### [Aim of the task]
Look through the listing for the word "name". Copy each line that has it.

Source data
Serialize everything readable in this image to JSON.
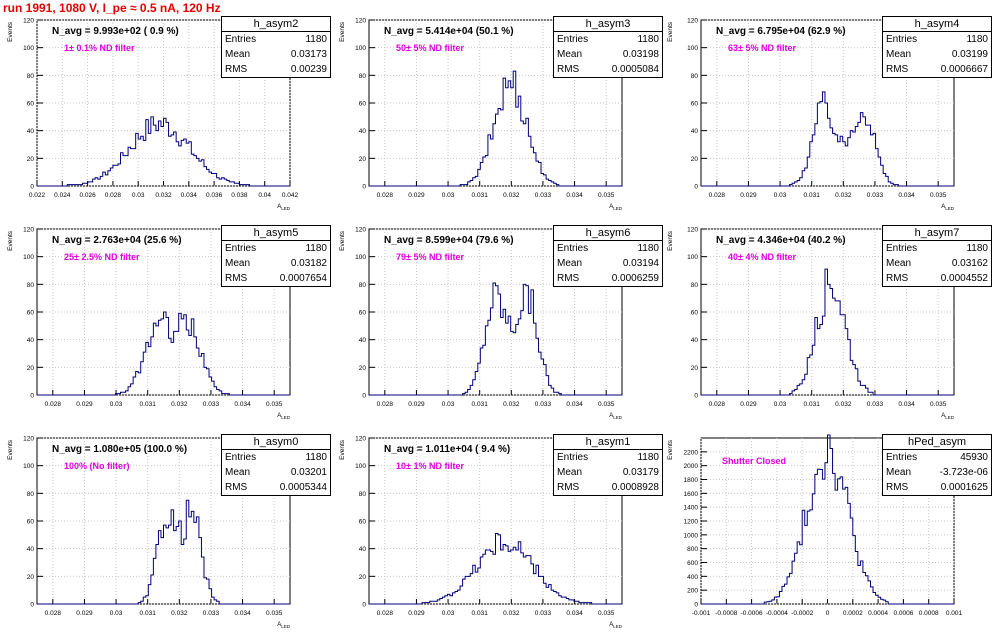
{
  "page": {
    "title": "run 1991,  1080 V, I_pe ≈ 0.5 nA, 120 Hz"
  },
  "colors": {
    "title": "#e00000",
    "filter_label": "#e000e0",
    "histogram_line": "#00007a",
    "grid": "#c8c8c8"
  },
  "chart_data": [
    {
      "type": "bar",
      "name": "h_asym2",
      "navg": "N_avg = 9.993e+02 ( 0.9 %)",
      "label": "1± 0.1% ND filter",
      "stats": {
        "entries": "1180",
        "mean": "0.03173",
        "rms": "0.00239"
      },
      "ylabel": "Events",
      "xlabel": "A_LED",
      "xlim": [
        0.022,
        0.042
      ],
      "ylim": [
        0,
        120
      ],
      "xticks": [
        "0.022",
        "0.024",
        "0.026",
        "0.028",
        "0.03",
        "0.032",
        "0.034",
        "0.036",
        "0.038",
        "0.04",
        "0.042"
      ],
      "yticks": [
        "0",
        "20",
        "40",
        "60",
        "80",
        "100",
        "120"
      ],
      "gen": {
        "mu": 0.03173,
        "sigma": 0.00239,
        "peaks": [
          0.0317
        ],
        "peak": 45
      }
    },
    {
      "type": "bar",
      "name": "h_asym3",
      "navg": "N_avg = 5.414e+04 (50.1 %)",
      "label": "50± 5% ND filter",
      "stats": {
        "entries": "1180",
        "mean": "0.03198",
        "rms": "0.0005084"
      },
      "ylabel": "Events",
      "xlabel": "A_LED",
      "xlim": [
        0.0275,
        0.0355
      ],
      "ylim": [
        0,
        120
      ],
      "xticks": [
        "0.028",
        "0.029",
        "0.03",
        "0.031",
        "0.032",
        "0.033",
        "0.034",
        "0.035"
      ],
      "yticks": [
        "0",
        "20",
        "40",
        "60",
        "80",
        "100",
        "120"
      ],
      "gen": {
        "mu": 0.03198,
        "sigma": 0.0005084,
        "peaks": [
          0.03198
        ],
        "peak": 75
      }
    },
    {
      "type": "bar",
      "name": "h_asym4",
      "navg": "N_avg = 6.795e+04 (62.9 %)",
      "label": "63± 5% ND filter",
      "stats": {
        "entries": "1180",
        "mean": "0.03199",
        "rms": "0.0006667"
      },
      "ylabel": "Events",
      "xlabel": "A_LED",
      "xlim": [
        0.0275,
        0.0355
      ],
      "ylim": [
        0,
        120
      ],
      "xticks": [
        "0.028",
        "0.029",
        "0.03",
        "0.031",
        "0.032",
        "0.033",
        "0.034",
        "0.035"
      ],
      "yticks": [
        "0",
        "20",
        "40",
        "60",
        "80",
        "100",
        "120"
      ],
      "gen": {
        "mu": 0.03199,
        "sigma": 0.0006667,
        "peaks": [
          0.0314,
          0.0326
        ],
        "peak": 60
      }
    },
    {
      "type": "bar",
      "name": "h_asym5",
      "navg": "N_avg = 2.763e+04 (25.6 %)",
      "label": "25± 2.5% ND filter",
      "stats": {
        "entries": "1180",
        "mean": "0.03182",
        "rms": "0.0007654"
      },
      "ylabel": "Events",
      "xlabel": "A_LED",
      "xlim": [
        0.0275,
        0.0355
      ],
      "ylim": [
        0,
        120
      ],
      "xticks": [
        "0.028",
        "0.029",
        "0.03",
        "0.031",
        "0.032",
        "0.033",
        "0.034",
        "0.035"
      ],
      "yticks": [
        "0",
        "20",
        "40",
        "60",
        "80",
        "100",
        "120"
      ],
      "gen": {
        "mu": 0.03182,
        "sigma": 0.0007654,
        "peaks": [
          0.0313,
          0.0323
        ],
        "peak": 50
      }
    },
    {
      "type": "bar",
      "name": "h_asym6",
      "navg": "N_avg = 8.599e+04 (79.6 %)",
      "label": "79± 5% ND filter",
      "stats": {
        "entries": "1180",
        "mean": "0.03194",
        "rms": "0.0006259"
      },
      "ylabel": "Events",
      "xlabel": "A_LED",
      "xlim": [
        0.0275,
        0.0355
      ],
      "ylim": [
        0,
        120
      ],
      "xticks": [
        "0.028",
        "0.029",
        "0.03",
        "0.031",
        "0.032",
        "0.033",
        "0.034",
        "0.035"
      ],
      "yticks": [
        "0",
        "20",
        "40",
        "60",
        "80",
        "100",
        "120"
      ],
      "gen": {
        "mu": 0.03194,
        "sigma": 0.0006259,
        "peaks": [
          0.0315,
          0.0325
        ],
        "peak": 75
      }
    },
    {
      "type": "bar",
      "name": "h_asym7",
      "navg": "N_avg = 4.346e+04 (40.2 %)",
      "label": "40± 4% ND filter",
      "stats": {
        "entries": "1180",
        "mean": "0.03162",
        "rms": "0.0004552"
      },
      "ylabel": "Events",
      "xlabel": "A_LED",
      "xlim": [
        0.0275,
        0.0355
      ],
      "ylim": [
        0,
        120
      ],
      "xticks": [
        "0.028",
        "0.029",
        "0.03",
        "0.031",
        "0.032",
        "0.033",
        "0.034",
        "0.035"
      ],
      "yticks": [
        "0",
        "20",
        "40",
        "60",
        "80",
        "100",
        "120"
      ],
      "gen": {
        "mu": 0.03162,
        "sigma": 0.0004552,
        "peaks": [
          0.03162
        ],
        "peak": 82
      }
    },
    {
      "type": "bar",
      "name": "h_asym0",
      "navg": "N_avg = 1.080e+05 (100.0 %)",
      "label": "100% (No filter)",
      "stats": {
        "entries": "1180",
        "mean": "0.03201",
        "rms": "0.0005344"
      },
      "ylabel": "Events",
      "xlabel": "A_LED",
      "xlim": [
        0.0275,
        0.0355
      ],
      "ylim": [
        0,
        120
      ],
      "xticks": [
        "0.028",
        "0.029",
        "0.03",
        "0.031",
        "0.032",
        "0.033",
        "0.034",
        "0.035"
      ],
      "yticks": [
        "0",
        "20",
        "40",
        "60",
        "80",
        "100",
        "120"
      ],
      "gen": {
        "mu": 0.03201,
        "sigma": 0.0005344,
        "peaks": [
          0.0316,
          0.0324
        ],
        "peak": 68
      }
    },
    {
      "type": "bar",
      "name": "h_asym1",
      "navg": "N_avg = 1.011e+04 ( 9.4 %)",
      "label": "10± 1% ND filter",
      "stats": {
        "entries": "1180",
        "mean": "0.03179",
        "rms": "0.0008928"
      },
      "ylabel": "Events",
      "xlabel": "A_LED",
      "xlim": [
        0.0275,
        0.0355
      ],
      "ylim": [
        0,
        120
      ],
      "xticks": [
        "0.028",
        "0.029",
        "0.03",
        "0.031",
        "0.032",
        "0.033",
        "0.034",
        "0.035"
      ],
      "yticks": [
        "0",
        "20",
        "40",
        "60",
        "80",
        "100",
        "120"
      ],
      "gen": {
        "mu": 0.03179,
        "sigma": 0.0008928,
        "peaks": [
          0.03179
        ],
        "peak": 45
      }
    },
    {
      "type": "bar",
      "name": "hPed_asym",
      "navg": "",
      "label": "Shutter Closed",
      "stats": {
        "entries": "45930",
        "mean": "-3.723e-06",
        "rms": "0.0001625"
      },
      "ylabel": "Events",
      "xlabel": "",
      "xlim": [
        -0.001,
        0.001
      ],
      "ylim": [
        0,
        2400
      ],
      "xticks": [
        "-0.001",
        "-0.0008",
        "-0.0006",
        "-0.0004",
        "-0.0002",
        "0",
        "0.0002",
        "0.0004",
        "0.0006",
        "0.0008",
        "0.001"
      ],
      "yticks": [
        "0",
        "200",
        "400",
        "600",
        "800",
        "1000",
        "1200",
        "1400",
        "1600",
        "1800",
        "2000",
        "2200"
      ],
      "gen": {
        "mu": -3.723e-06,
        "sigma": 0.0001625,
        "peaks": [
          0
        ],
        "peak": 2250
      }
    }
  ]
}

### [Response to this exercise]
      "name": "h_asym2",
      "name": "h_asym3",
      "name": "h_asym4",
      "name": "h_asym5",
      "name": "h_asym6",
      "name": "h_asym7",
      "name": "h_asym0",
      "name": "h_asym1",
      "name": "hPed_asym",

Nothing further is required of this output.